● **Directions**:
Gather each line of the records where "What" appears.

Entries taken from a collection
• • •

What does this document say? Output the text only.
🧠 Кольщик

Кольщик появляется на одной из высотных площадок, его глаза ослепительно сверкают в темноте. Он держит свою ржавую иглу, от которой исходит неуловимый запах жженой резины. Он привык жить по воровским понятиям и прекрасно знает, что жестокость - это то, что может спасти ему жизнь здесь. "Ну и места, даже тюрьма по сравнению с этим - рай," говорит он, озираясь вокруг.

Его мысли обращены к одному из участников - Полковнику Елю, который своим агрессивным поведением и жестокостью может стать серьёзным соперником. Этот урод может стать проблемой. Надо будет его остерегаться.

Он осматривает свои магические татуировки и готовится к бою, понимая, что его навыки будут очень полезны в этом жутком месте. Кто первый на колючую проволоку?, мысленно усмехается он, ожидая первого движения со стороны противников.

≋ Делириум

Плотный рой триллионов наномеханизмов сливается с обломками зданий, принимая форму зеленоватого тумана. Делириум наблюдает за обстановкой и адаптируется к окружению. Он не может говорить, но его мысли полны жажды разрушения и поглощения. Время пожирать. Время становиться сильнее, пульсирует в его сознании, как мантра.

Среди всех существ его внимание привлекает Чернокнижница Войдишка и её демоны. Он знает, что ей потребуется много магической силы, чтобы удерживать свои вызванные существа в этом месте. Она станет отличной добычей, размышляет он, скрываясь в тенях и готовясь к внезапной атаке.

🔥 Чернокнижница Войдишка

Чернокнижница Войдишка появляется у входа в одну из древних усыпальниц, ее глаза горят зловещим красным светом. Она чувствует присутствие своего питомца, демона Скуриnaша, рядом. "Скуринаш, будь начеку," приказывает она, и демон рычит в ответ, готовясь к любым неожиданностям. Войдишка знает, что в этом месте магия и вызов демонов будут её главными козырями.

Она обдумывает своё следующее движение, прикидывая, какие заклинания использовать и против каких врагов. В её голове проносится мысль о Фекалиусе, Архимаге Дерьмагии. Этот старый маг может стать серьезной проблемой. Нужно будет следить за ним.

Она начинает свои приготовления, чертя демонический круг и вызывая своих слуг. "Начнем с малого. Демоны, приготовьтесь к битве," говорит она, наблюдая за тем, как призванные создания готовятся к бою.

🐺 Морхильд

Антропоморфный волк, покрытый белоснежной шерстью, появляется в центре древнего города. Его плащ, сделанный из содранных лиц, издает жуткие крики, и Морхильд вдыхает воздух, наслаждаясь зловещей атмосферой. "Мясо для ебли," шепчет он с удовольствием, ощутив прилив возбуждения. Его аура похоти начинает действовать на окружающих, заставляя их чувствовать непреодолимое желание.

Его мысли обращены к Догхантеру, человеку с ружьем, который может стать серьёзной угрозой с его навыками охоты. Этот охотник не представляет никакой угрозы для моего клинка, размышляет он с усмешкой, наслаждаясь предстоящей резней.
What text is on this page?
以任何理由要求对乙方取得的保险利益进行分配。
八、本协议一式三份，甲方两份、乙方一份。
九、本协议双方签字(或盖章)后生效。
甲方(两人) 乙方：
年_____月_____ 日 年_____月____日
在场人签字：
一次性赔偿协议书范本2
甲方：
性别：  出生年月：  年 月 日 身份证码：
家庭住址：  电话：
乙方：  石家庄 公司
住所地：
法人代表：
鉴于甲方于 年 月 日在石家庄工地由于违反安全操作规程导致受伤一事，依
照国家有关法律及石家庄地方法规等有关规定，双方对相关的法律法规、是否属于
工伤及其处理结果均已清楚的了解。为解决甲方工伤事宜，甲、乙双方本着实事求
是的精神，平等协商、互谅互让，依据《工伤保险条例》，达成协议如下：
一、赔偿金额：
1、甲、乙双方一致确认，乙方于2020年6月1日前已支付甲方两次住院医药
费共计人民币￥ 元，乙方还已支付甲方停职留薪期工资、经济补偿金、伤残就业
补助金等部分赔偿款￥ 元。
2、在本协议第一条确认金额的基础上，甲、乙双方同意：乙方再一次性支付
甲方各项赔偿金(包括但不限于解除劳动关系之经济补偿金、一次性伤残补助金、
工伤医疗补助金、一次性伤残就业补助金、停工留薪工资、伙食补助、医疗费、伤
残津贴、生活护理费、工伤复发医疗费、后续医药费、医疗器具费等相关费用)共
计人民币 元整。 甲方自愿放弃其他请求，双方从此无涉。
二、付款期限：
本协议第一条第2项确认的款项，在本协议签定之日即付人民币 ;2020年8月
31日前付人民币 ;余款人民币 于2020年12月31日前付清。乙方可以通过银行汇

• • •

● **Full answer**:
What does this document say? Output the text only.
What text is on this page?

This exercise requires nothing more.